Reproduce the records. Keep every word exact and include no images.

=== RAW RECORDS ===

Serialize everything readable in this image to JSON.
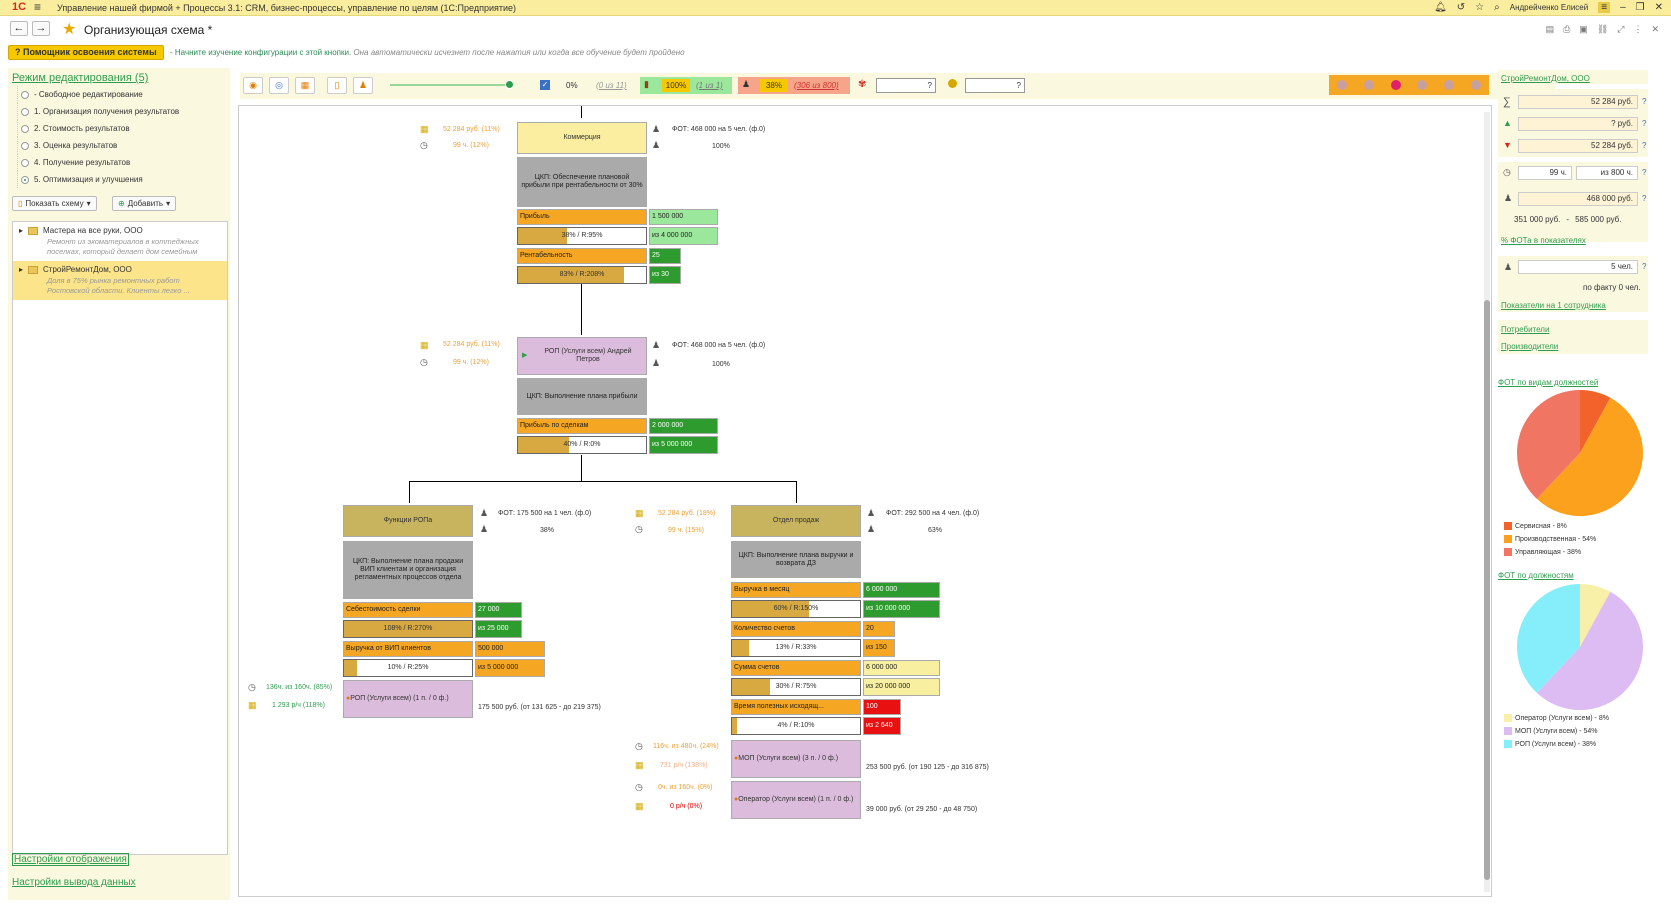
{
  "window": {
    "title": "Управление нашей фирмой + Процессы 3.1: CRM, бизнес-процессы, управление по целям (1С:Предприятие)",
    "logo": "1С",
    "user": "Андрейченко Елисей"
  },
  "page": {
    "title": "Организующая схема *"
  },
  "help": {
    "button": "Помощник освоения системы",
    "text_green": "- Начните изучение конфигурации с этой кнопки.",
    "text_gray": "Она автоматически исчезнет после нажатия или когда все обучение будет пройдено"
  },
  "left": {
    "mode_title": "Режим редактирования (5)",
    "modes": [
      "- Свободное редактирование",
      "1. Организация получения результатов",
      "2. Стоимость результатов",
      "3. Оценка результатов",
      "4. Получение результатов",
      "5. Оптимизация и улучшения"
    ],
    "show_schema": "Показать схему",
    "add": "Добавить",
    "tree": [
      {
        "name": "Мастера на все руки, ООО",
        "desc": "Ремонт из экоматериалов в коттеджных поселках, который делает дом семейным"
      },
      {
        "name": "СтройРемонтДом, ООО",
        "desc": "Доля в 75% рынка ремонтных работ Ростовской области. Клиенты легко ..."
      }
    ],
    "display_settings": "Настройки отображения",
    "output_settings": "Настройки вывода данных"
  },
  "toolbar": {
    "pct1": "0%",
    "pct1_of": "(0 из 11)",
    "pct2": "100%",
    "pct2_of": "(1 из 1)",
    "pct3": "38%",
    "pct3_of": "(306 из 800)",
    "q": "?"
  },
  "canvas": {
    "n1": {
      "side1": "52 284 руб. (11%)",
      "side2": "99 ч. (12%)",
      "title": "Коммерция",
      "fot": "ФОТ: 468 000 на 5 чел. (ф.0)",
      "pct": "100%",
      "ckp": "ЦКП: Обеспечение плановой прибыли при рентабельности от 30%",
      "k1": {
        "label": "Прибыль",
        "value": "1 500 000",
        "bar": "38% / R:95%",
        "bar_fill": 0.38,
        "of": "из 4 000 000"
      },
      "k2": {
        "label": "Рентабельность",
        "value": "25",
        "bar": "83% / R:208%",
        "bar_fill": 0.83,
        "of": "из 30"
      }
    },
    "n2": {
      "side1": "52 284 руб. (11%)",
      "side2": "99 ч. (12%)",
      "title": "РОП (Услуги всем) Андрей Петров",
      "fot": "ФОТ: 468 000 на 5 чел. (ф.0)",
      "pct": "100%",
      "ckp": "ЦКП: Выполнение плана прибыли",
      "k1": {
        "label": "Прибыль по сделкам",
        "value": "2 000 000",
        "bar": "40% / R:0%",
        "bar_fill": 0.4,
        "of": "из 5 000 000"
      }
    },
    "n3": {
      "title": "Функции РОПа",
      "fot": "ФОТ: 175 500 на 1 чел. (ф.0)",
      "pct": "38%",
      "ckp": "ЦКП: Выполнение плана продажи ВИП клиентам и организация регламентных процессов отдела",
      "k1": {
        "label": "Себестоимость сделки",
        "value": "27 000",
        "bar": "108% / R:270%",
        "bar_fill": 1.0,
        "of": "из 25 000"
      },
      "k2": {
        "label": "Выручка от ВИП клиентов",
        "value": "500 000",
        "bar": "10% / R:25%",
        "bar_fill": 0.1,
        "of": "из 5 000 000"
      },
      "side1": "136ч. из 160ч. (85%)",
      "side2": "1 293 р/ч (118%)",
      "emp": "РОП (Услуги всем) (1 п. / 0 ф.)",
      "emp_salary": "175 500 руб. (от 131 625 - до 219 375)"
    },
    "n4": {
      "side1": "52 284 руб. (18%)",
      "side2": "99 ч. (15%)",
      "title": "Отдел продаж",
      "fot": "ФОТ: 292 500 на 4 чел. (ф.0)",
      "pct": "63%",
      "ckp": "ЦКП: Выполнение плана выручки и возврата ДЗ",
      "k1": {
        "label": "Выручка в месяц",
        "value": "6 000 000",
        "bar": "60% / R:150%",
        "bar_fill": 0.6,
        "of": "из 10 000 000"
      },
      "k2": {
        "label": "Количество счетов",
        "value": "20",
        "bar": "13% / R:33%",
        "bar_fill": 0.13,
        "of": "из 150"
      },
      "k3": {
        "label": "Сумма счетов",
        "value": "6 000 000",
        "bar": "30% / R:75%",
        "bar_fill": 0.3,
        "of": "из 20 000 000"
      },
      "k4": {
        "label": "Время полезных исходящ...",
        "value": "100",
        "bar": "4% / R:10%",
        "bar_fill": 0.04,
        "of": "из 2 640"
      },
      "e1": {
        "side1": "116ч. из 480ч. (24%)",
        "side2": "731 р/ч (138%)",
        "name": "МОП (Услуги всем) (3 п. / 0 ф.)",
        "salary": "253 500 руб. (от 190 125 - до 316 875)"
      },
      "e2": {
        "side1": "0ч. из 160ч. (0%)",
        "side2": "0 р/ч (0%)",
        "name": "Оператор (Услуги всем) (1 п. / 0 ф.)",
        "salary": "39 000 руб. (от 29 250 - до 48 750)"
      }
    }
  },
  "right": {
    "org": "СтройРемонтДом, ООО",
    "sum": "52 284 руб.",
    "plus": "? руб.",
    "minus": "52 284 руб.",
    "q": "?",
    "hours": "99 ч.",
    "hours_of": "из 800 ч.",
    "fot": "468 000 руб.",
    "fot_range_from": "351 000 руб.",
    "fot_range_sep": "-",
    "fot_range_to": "585 000 руб.",
    "fot_link": "% ФОТа в показателях",
    "people": "5 чел.",
    "people_fact": "по факту 0 чел.",
    "per_employee": "Показатели на 1 сотрудника",
    "consumers": "Потребители",
    "producers": "Производители",
    "chart1_title": "ФОТ по видам должностей",
    "chart2_title": "ФОТ по должностям"
  },
  "chart_data": [
    {
      "type": "pie",
      "title": "ФОТ по видам должностей",
      "series": [
        {
          "values": [
            8,
            54,
            38
          ]
        }
      ],
      "categories": [
        "Сервисная - 8%",
        "Производственная - 54%",
        "Управляющая - 38%"
      ],
      "colors": [
        "#f2622b",
        "#fba11d",
        "#f07563"
      ],
      "legend": "bottom"
    },
    {
      "type": "pie",
      "title": "ФОТ по должностям",
      "series": [
        {
          "values": [
            8,
            54,
            38
          ]
        }
      ],
      "categories": [
        "Оператор (Услуги всем) - 8%",
        "МОП (Услуги всем) - 54%",
        "РОП (Услуги всем) - 38%"
      ],
      "colors": [
        "#f8efa8",
        "#dcbcf3",
        "#86eefa"
      ],
      "legend": "bottom"
    }
  ]
}
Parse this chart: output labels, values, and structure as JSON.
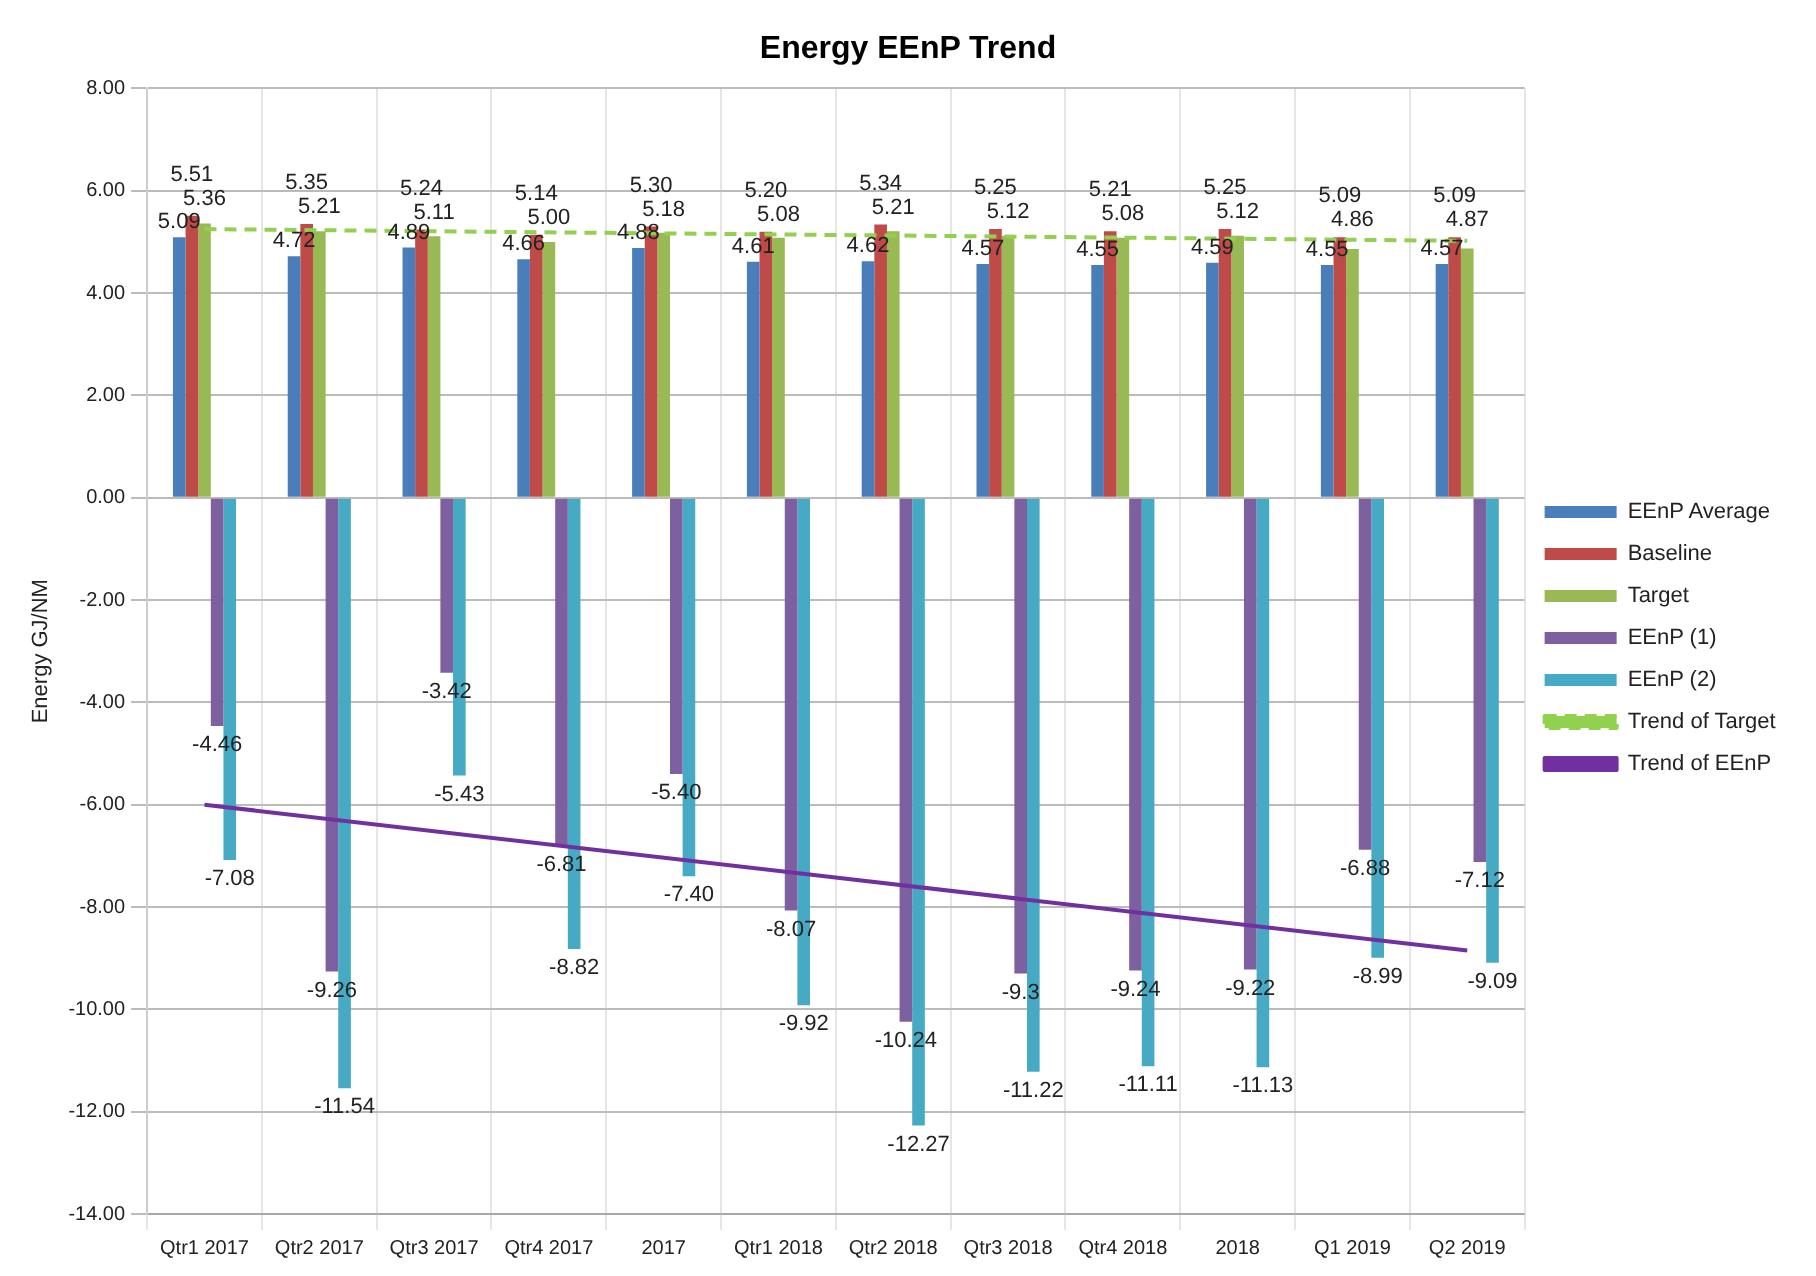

===

REPLY TO THE TASK:
Serialize everything readable in this image to JSON.
{
  "window": {
    "title": "Управление нашей фирмой + Процессы 3.1: CRM, бизнес-процессы, управление по целям (1С:Предприятие)",
    "logo": "1С",
    "user": "Андрейченко Елисей"
  },
  "page": {
    "title": "Организующая схема *"
  },
  "help": {
    "button": "Помощник освоения системы",
    "text_green": "- Начните изучение конфигурации с этой кнопки.",
    "text_gray": "Она автоматически исчезнет после нажатия или когда все обучение будет пройдено"
  },
  "left": {
    "mode_title": "Режим редактирования (5)",
    "modes": [
      "- Свободное редактирование",
      "1. Организация получения результатов",
      "2. Стоимость результатов",
      "3. Оценка результатов",
      "4. Получение результатов",
      "5. Оптимизация и улучшения"
    ],
    "show_schema": "Показать схему",
    "add": "Добавить",
    "tree": [
      {
        "name": "Мастера на все руки, ООО",
        "desc": "Ремонт из экоматериалов в коттеджных поселках, который делает дом семейным"
      },
      {
        "name": "СтройРемонтДом, ООО",
        "desc": "Доля в 75% рынка ремонтных работ Ростовской области. Клиенты легко ..."
      }
    ],
    "display_settings": "Настройки отображения",
    "output_settings": "Настройки вывода данных"
  },
  "toolbar": {
    "pct1": "0%",
    "pct1_of": "(0 из 11)",
    "pct2": "100%",
    "pct2_of": "(1 из 1)",
    "pct3": "38%",
    "pct3_of": "(306 из 800)",
    "q": "?"
  },
  "canvas": {
    "n1": {
      "side1": "52 284 руб. (11%)",
      "side2": "99 ч. (12%)",
      "title": "Коммерция",
      "fot": "ФОТ: 468 000 на 5 чел. (ф.0)",
      "pct": "100%",
      "ckp": "ЦКП: Обеспечение плановой прибыли при рентабельности от 30%",
      "k1": {
        "label": "Прибыль",
        "value": "1 500 000",
        "bar": "38% / R:95%",
        "bar_fill": 0.38,
        "of": "из 4 000 000"
      },
      "k2": {
        "label": "Рентабельность",
        "value": "25",
        "bar": "83% / R:208%",
        "bar_fill": 0.83,
        "of": "из 30"
      }
    },
    "n2": {
      "side1": "52 284 руб. (11%)",
      "side2": "99 ч. (12%)",
      "title": "РОП (Услуги всем) Андрей Петров",
      "fot": "ФОТ: 468 000 на 5 чел. (ф.0)",
      "pct": "100%",
      "ckp": "ЦКП: Выполнение плана прибыли",
      "k1": {
        "label": "Прибыль по сделкам",
        "value": "2 000 000",
        "bar": "40% / R:0%",
        "bar_fill": 0.4,
        "of": "из 5 000 000"
      }
    },
    "n3": {
      "title": "Функции РОПа",
      "fot": "ФОТ: 175 500 на 1 чел. (ф.0)",
      "pct": "38%",
      "ckp": "ЦКП: Выполнение плана продажи ВИП клиентам и организация регламентных процессов отдела",
      "k1": {
        "label": "Себестоимость сделки",
        "value": "27 000",
        "bar": "108% / R:270%",
        "bar_fill": 1.0,
        "of": "из 25 000"
      },
      "k2": {
        "label": "Выручка от ВИП клиентов",
        "value": "500 000",
        "bar": "10% / R:25%",
        "bar_fill": 0.1,
        "of": "из 5 000 000"
      },
      "side1": "136ч. из 160ч. (85%)",
      "side2": "1 293 р/ч (118%)",
      "emp": "РОП (Услуги всем) (1 п. / 0 ф.)",
      "emp_salary": "175 500 руб. (от 131 625 - до 219 375)"
    },
    "n4": {
      "side1": "52 284 руб. (18%)",
      "side2": "99 ч. (15%)",
      "title": "Отдел продаж",
      "fot": "ФОТ: 292 500 на 4 чел. (ф.0)",
      "pct": "63%",
      "ckp": "ЦКП: Выполнение плана выручки и возврата ДЗ",
      "k1": {
        "label": "Выручка в месяц",
        "value": "6 000 000",
        "bar": "60% / R:150%",
        "bar_fill": 0.6,
        "of": "из 10 000 000"
      },
      "k2": {
        "label": "Количество счетов",
        "value": "20",
        "bar": "13% / R:33%",
        "bar_fill": 0.13,
        "of": "из 150"
      },
      "k3": {
        "label": "Сумма счетов",
        "value": "6 000 000",
        "bar": "30% / R:75%",
        "bar_fill": 0.3,
        "of": "из 20 000 000"
      },
      "k4": {
        "label": "Время полезных исходящ...",
        "value": "100",
        "bar": "4% / R:10%",
        "bar_fill": 0.04,
        "of": "из 2 640"
      },
      "e1": {
        "side1": "116ч. из 480ч. (24%)",
        "side2": "731 р/ч (138%)",
        "name": "МОП (Услуги всем) (3 п. / 0 ф.)",
        "salary": "253 500 руб. (от 190 125 - до 316 875)"
      },
      "e2": {
        "side1": "0ч. из 160ч. (0%)",
        "side2": "0 р/ч (0%)",
        "name": "Оператор (Услуги всем) (1 п. / 0 ф.)",
        "salary": "39 000 руб. (от 29 250 - до 48 750)"
      }
    }
  },
  "right": {
    "org": "СтройРемонтДом, ООО",
    "sum": "52 284 руб.",
    "plus": "? руб.",
    "minus": "52 284 руб.",
    "q": "?",
    "hours": "99 ч.",
    "hours_of": "из 800 ч.",
    "fot": "468 000 руб.",
    "fot_range_from": "351 000 руб.",
    "fot_range_sep": "-",
    "fot_range_to": "585 000 руб.",
    "fot_link": "% ФОТа в показателях",
    "people": "5 чел.",
    "people_fact": "по факту 0 чел.",
    "per_employee": "Показатели на 1 сотрудника",
    "consumers": "Потребители",
    "producers": "Производители",
    "chart1_title": "ФОТ по видам должностей",
    "chart2_title": "ФОТ по должностям"
  },
  "chart_data": [
    {
      "type": "pie",
      "title": "ФОТ по видам должностей",
      "series": [
        {
          "values": [
            8,
            54,
            38
          ]
        }
      ],
      "categories": [
        "Сервисная - 8%",
        "Производственная - 54%",
        "Управляющая - 38%"
      ],
      "colors": [
        "#f2622b",
        "#fba11d",
        "#f07563"
      ],
      "legend": "bottom"
    },
    {
      "type": "pie",
      "title": "ФОТ по должностям",
      "series": [
        {
          "values": [
            8,
            54,
            38
          ]
        }
      ],
      "categories": [
        "Оператор (Услуги всем) - 8%",
        "МОП (Услуги всем) - 54%",
        "РОП (Услуги всем) - 38%"
      ],
      "colors": [
        "#f8efa8",
        "#dcbcf3",
        "#86eefa"
      ],
      "legend": "bottom"
    }
  ]
}
Parse this chart: output labels, values, and structure as JSON.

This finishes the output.